EL ARDOR DE LOS NACIONALISTAS CATALANES

Por Eduardo García Aguilar
Hay algo inquietante en la deriva nacionalista que afecta a un sector de los catalanes convencidos de ser la raza superior ibérica y que fue instigada en las últimas décadas por una cuestionada clase política electoralista. Nada que ver con aquel movimiento romántico de los catalanes encabezados por Joan Manuel Serrat, Luis Llach y María del Mar Bonet, quienes a través de la música y el espíritu libertario luchaban en los años 70 contra el franquismo y la asfixia cultural que reinaba en el país durante la dictadura. A ellos acudíamos a escucharlos en Montjuich y otros muchos lugares con el juvenil fervor reinante en aquella época.

Barcelona, a la que amo porque he vivido allí muchos meses en más de 30 estadías a lo largo de mi vida, era entonces el centro editorial y cultural de hispanoamérica, una región increíble y próspera donde convivían dos lenguas y dos culturas similares, la española y la catalana. El propio Joan Manuel Serrat, que es un ícono catalán y gloria de la región al lado de Salvador Espriú, Salvador Dalí, Josep Plà, Pablo Casals, Mercé Rodoreda y Pablo Picasso, dice hoy que no se imagina a Cataluña fuera de España.

Desde la Generalitat, desde la administración que ha reinado en Cataluña, se han usado los recursos públicos españoles de la prosperidad, gracias a la generosidad de las autonomías, para reconstruir la historia reescribiéndola mediante construcciones faraónicas en honor de actos y sitios heroicos dudosos y la elaboración de un guión histórico que magnifica supuestos pasados y héroes independentistas que ningún historiador serio ratificaría con certeza desde las aulas universitarias libres.

[Elementos de una fuente de datos]
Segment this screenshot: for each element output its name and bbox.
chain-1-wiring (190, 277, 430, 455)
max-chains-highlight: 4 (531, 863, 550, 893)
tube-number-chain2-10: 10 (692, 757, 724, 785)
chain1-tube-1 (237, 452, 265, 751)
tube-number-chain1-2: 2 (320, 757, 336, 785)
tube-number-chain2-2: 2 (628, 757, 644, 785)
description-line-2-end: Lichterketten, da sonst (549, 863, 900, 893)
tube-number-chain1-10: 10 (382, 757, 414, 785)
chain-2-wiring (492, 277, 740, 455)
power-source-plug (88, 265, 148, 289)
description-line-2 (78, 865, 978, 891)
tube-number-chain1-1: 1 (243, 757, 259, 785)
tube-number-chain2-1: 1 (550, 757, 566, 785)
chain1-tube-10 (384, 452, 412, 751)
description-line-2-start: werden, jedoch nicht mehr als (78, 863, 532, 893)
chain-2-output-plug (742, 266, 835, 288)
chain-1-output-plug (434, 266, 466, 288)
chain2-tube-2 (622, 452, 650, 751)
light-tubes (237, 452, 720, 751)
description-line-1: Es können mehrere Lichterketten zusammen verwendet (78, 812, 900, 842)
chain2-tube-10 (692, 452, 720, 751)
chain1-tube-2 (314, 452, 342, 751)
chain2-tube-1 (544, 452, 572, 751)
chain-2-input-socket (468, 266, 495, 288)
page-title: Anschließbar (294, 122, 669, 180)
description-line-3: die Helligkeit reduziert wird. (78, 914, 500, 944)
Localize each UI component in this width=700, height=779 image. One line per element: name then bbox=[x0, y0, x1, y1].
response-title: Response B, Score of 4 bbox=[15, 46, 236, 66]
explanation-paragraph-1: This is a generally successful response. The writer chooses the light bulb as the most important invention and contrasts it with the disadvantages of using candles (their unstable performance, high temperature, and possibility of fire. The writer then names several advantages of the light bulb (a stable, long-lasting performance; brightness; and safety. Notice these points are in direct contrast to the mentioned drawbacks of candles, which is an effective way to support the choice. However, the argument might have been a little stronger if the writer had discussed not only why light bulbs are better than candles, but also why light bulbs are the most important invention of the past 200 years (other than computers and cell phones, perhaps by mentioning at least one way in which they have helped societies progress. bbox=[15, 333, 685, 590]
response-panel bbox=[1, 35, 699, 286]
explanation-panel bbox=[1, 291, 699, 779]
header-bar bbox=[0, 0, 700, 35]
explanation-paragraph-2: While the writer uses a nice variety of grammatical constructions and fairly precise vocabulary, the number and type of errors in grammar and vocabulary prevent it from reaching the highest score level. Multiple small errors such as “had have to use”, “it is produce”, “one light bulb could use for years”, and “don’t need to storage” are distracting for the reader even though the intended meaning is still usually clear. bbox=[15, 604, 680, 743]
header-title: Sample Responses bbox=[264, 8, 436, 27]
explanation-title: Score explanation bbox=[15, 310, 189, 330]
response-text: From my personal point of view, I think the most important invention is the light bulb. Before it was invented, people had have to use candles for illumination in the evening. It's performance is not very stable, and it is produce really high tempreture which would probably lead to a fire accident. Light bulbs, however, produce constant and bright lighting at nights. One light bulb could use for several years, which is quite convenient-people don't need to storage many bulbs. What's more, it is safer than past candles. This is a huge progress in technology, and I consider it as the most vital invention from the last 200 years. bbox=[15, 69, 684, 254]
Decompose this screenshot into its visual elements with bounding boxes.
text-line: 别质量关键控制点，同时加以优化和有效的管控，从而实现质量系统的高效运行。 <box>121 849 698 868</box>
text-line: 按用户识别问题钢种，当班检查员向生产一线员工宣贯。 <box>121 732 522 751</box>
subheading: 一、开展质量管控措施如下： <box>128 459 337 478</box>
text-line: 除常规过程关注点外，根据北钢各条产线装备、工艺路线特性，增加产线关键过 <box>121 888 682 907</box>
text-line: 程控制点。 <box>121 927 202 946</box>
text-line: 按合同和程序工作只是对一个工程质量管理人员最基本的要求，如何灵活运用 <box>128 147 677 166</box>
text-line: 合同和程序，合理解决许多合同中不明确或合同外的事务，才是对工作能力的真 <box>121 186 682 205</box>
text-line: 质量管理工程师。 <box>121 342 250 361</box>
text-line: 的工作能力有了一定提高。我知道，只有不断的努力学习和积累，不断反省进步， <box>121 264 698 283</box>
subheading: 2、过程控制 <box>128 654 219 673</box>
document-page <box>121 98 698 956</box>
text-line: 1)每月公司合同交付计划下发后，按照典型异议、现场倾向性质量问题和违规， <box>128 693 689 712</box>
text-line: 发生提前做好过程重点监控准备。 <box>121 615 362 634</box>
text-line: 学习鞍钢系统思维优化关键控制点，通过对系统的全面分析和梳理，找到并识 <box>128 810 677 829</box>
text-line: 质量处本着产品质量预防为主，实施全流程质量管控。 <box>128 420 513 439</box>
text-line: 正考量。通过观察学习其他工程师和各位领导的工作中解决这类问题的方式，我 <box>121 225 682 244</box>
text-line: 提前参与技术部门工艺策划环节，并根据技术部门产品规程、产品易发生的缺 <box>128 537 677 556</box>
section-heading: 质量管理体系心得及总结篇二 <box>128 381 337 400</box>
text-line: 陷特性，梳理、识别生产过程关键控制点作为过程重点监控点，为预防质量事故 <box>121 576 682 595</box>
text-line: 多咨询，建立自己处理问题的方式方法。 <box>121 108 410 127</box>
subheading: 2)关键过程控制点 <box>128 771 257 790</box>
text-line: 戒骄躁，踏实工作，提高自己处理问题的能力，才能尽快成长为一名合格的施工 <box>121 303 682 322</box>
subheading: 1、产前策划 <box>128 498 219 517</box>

Ejercicios propuestos:
A – Responde estas preguntas sobre el texto acerca del nacionalismo catalán:
(i) ¿Quiénes encabezaban el movimiento romántico catalán que luchaba contra el franquismo en los años 70?
(ii) ¿En cuántas estadías ha vivido el autor en Barcelona a lo largo de su vida?
(iii) ¿Qué dice hoy Joan Manuel Serrat sobre Cataluña?
B – Prosigue el texto sobre el nacionalismo catalán a partir del punto en que termina.

Respuestas:
A –
(i) Joan Manuel Serrat, Luis Llach y María del Mar Bonet.
(ii) En más de 30 estadías.
(iii) Dice que no se imagina a Cataluña fuera de España.

B –
Tal país ilusorio se ha convertido en parque temático para turistas alemanes, franceses, ingleses, nórdicos, rusos, que visitan localidades reconstruidas y remozadas de acuerdo al nuevo guión. Y lo peor de todo, se pretende expulsar a la lengua castellana, como si esta fuera el peor enemigo, desterrándola de las escuelas y universidades y de los documentos y avisos oficiales, obligando a quienes quisieran seguir sus cursos en la lengua de Cervantes al exilio.

Todos los escritores catalanes que escriben en español como Juan Marsé, Eduardo Mendoza y Enrique Vila Matas fueron excluidos de las delegaciones a las ferias del libro internacionales, como la de Frankfurt, y de la radio catalana, pagada con recursos de la nación, fue expulsada hace un lustro la escritora Cristina Peri Rossi, por hablar la lengua de Garcilaso, Quevedo y Lope, lo que generó la protesta de centenares de figuras de la cultura mundial, encabezadas por Mario Vargas Llosa.

Esta deriva de las burocracias políticas electoralistas catalanas sobrepasa los límites y como en la historia del flautista de Hamelin sus jefes llevaron al pueblo hipnotizado a una consulta donde quienes organizaron y escrutaron el voto fueron ellos mismos y con recursos del Estado, sin dar garantía a las dos terceras partes del cuerpo electoral que no aboga por la independencia.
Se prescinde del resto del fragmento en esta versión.